WHAT IS REQUIRED
Write out each line of the listing as it stands, without the images.

┌─ DATA FOR THIS TASK

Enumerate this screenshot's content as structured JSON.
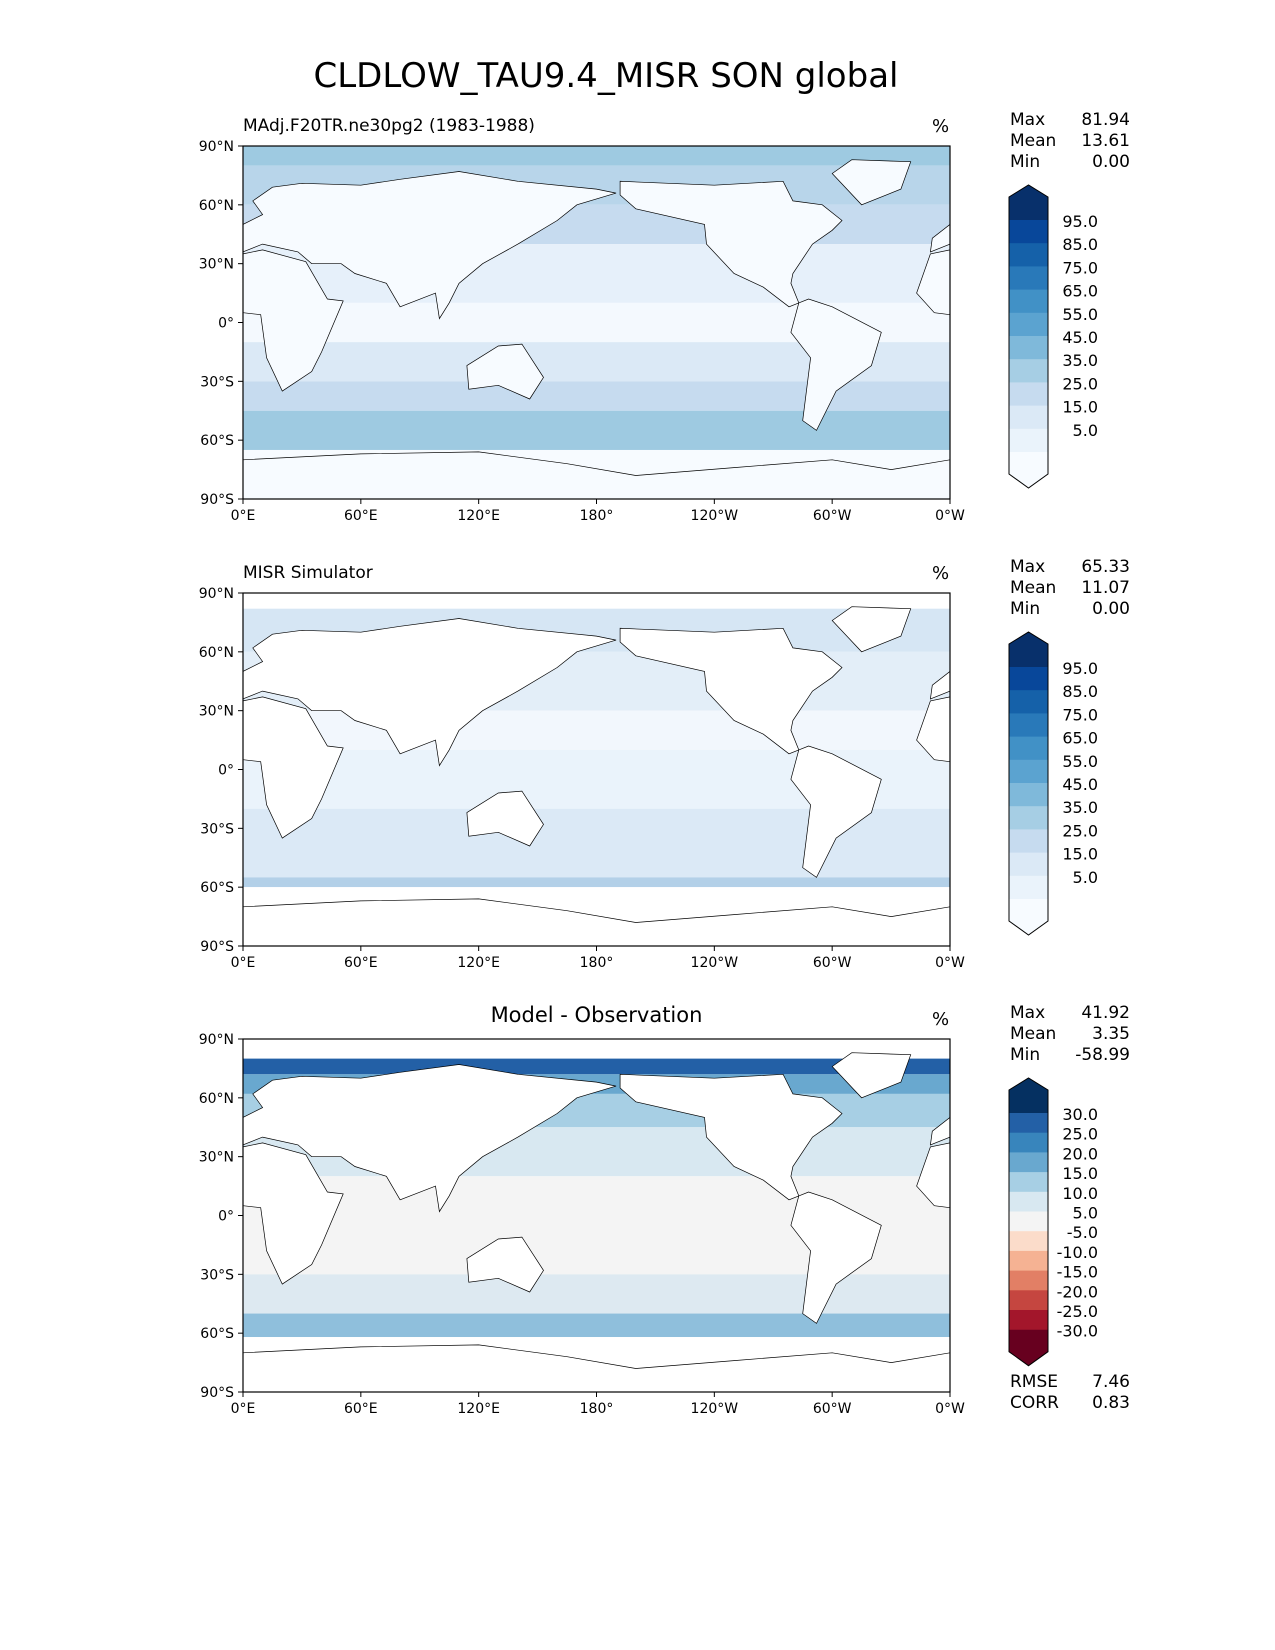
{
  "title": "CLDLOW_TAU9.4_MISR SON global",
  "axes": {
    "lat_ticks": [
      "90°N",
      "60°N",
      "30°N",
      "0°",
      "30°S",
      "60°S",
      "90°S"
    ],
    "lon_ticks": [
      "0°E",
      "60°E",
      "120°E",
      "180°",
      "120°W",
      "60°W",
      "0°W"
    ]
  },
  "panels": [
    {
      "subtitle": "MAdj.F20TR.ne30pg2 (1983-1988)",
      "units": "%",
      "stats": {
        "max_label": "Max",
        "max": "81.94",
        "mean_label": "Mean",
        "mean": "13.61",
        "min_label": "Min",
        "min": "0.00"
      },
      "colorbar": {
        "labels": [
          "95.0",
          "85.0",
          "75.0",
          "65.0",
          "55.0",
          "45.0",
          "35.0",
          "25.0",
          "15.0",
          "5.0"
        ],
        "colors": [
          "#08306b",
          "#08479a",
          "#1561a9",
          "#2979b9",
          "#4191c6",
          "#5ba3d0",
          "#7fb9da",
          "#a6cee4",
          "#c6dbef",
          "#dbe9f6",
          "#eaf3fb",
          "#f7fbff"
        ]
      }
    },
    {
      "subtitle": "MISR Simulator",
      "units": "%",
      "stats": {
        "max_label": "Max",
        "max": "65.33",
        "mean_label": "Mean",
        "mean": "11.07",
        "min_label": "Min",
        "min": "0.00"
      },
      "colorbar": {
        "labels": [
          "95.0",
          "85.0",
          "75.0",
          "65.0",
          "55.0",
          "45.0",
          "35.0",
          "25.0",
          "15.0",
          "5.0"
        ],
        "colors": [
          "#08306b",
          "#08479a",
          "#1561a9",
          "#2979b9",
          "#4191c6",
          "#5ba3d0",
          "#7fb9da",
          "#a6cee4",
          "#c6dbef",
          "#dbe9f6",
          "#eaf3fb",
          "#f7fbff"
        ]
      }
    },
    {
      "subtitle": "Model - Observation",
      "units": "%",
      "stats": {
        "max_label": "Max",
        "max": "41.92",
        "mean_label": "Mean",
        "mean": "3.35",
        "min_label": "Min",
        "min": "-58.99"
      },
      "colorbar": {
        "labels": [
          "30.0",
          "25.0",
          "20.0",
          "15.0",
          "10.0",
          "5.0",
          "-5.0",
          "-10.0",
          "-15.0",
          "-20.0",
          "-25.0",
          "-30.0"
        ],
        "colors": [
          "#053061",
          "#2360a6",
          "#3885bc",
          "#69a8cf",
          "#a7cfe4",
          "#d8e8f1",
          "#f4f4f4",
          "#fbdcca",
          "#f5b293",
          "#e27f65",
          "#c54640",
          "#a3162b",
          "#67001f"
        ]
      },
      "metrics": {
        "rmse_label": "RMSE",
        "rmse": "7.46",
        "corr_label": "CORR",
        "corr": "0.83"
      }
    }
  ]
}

└─

RESPONSE TO THIS TASK
Enumerate this screenshot's content as structured JSON.
{
  "title": "CLDLOW_TAU9.4_MISR SON global",
  "axes": {
    "lat_ticks": [
      "90°N",
      "60°N",
      "30°N",
      "0°",
      "30°S",
      "60°S",
      "90°S"
    ],
    "lon_ticks": [
      "0°E",
      "60°E",
      "120°E",
      "180°",
      "120°W",
      "60°W",
      "0°W"
    ]
  },
  "panels": [
    {
      "subtitle": "MAdj.F20TR.ne30pg2 (1983-1988)",
      "units": "%",
      "stats": {
        "max_label": "Max",
        "max": "81.94",
        "mean_label": "Mean",
        "mean": "13.61",
        "min_label": "Min",
        "min": "0.00"
      },
      "colorbar": {
        "labels": [
          "95.0",
          "85.0",
          "75.0",
          "65.0",
          "55.0",
          "45.0",
          "35.0",
          "25.0",
          "15.0",
          "5.0"
        ],
        "colors": [
          "#08306b",
          "#08479a",
          "#1561a9",
          "#2979b9",
          "#4191c6",
          "#5ba3d0",
          "#7fb9da",
          "#a6cee4",
          "#c6dbef",
          "#dbe9f6",
          "#eaf3fb",
          "#f7fbff"
        ]
      }
    },
    {
      "subtitle": "MISR Simulator",
      "units": "%",
      "stats": {
        "max_label": "Max",
        "max": "65.33",
        "mean_label": "Mean",
        "mean": "11.07",
        "min_label": "Min",
        "min": "0.00"
      },
      "colorbar": {
        "labels": [
          "95.0",
          "85.0",
          "75.0",
          "65.0",
          "55.0",
          "45.0",
          "35.0",
          "25.0",
          "15.0",
          "5.0"
        ],
        "colors": [
          "#08306b",
          "#08479a",
          "#1561a9",
          "#2979b9",
          "#4191c6",
          "#5ba3d0",
          "#7fb9da",
          "#a6cee4",
          "#c6dbef",
          "#dbe9f6",
          "#eaf3fb",
          "#f7fbff"
        ]
      }
    },
    {
      "subtitle": "Model - Observation",
      "units": "%",
      "stats": {
        "max_label": "Max",
        "max": "41.92",
        "mean_label": "Mean",
        "mean": "3.35",
        "min_label": "Min",
        "min": "-58.99"
      },
      "colorbar": {
        "labels": [
          "30.0",
          "25.0",
          "20.0",
          "15.0",
          "10.0",
          "5.0",
          "-5.0",
          "-10.0",
          "-15.0",
          "-20.0",
          "-25.0",
          "-30.0"
        ],
        "colors": [
          "#053061",
          "#2360a6",
          "#3885bc",
          "#69a8cf",
          "#a7cfe4",
          "#d8e8f1",
          "#f4f4f4",
          "#fbdcca",
          "#f5b293",
          "#e27f65",
          "#c54640",
          "#a3162b",
          "#67001f"
        ]
      },
      "metrics": {
        "rmse_label": "RMSE",
        "rmse": "7.46",
        "corr_label": "CORR",
        "corr": "0.83"
      }
    }
  ]
}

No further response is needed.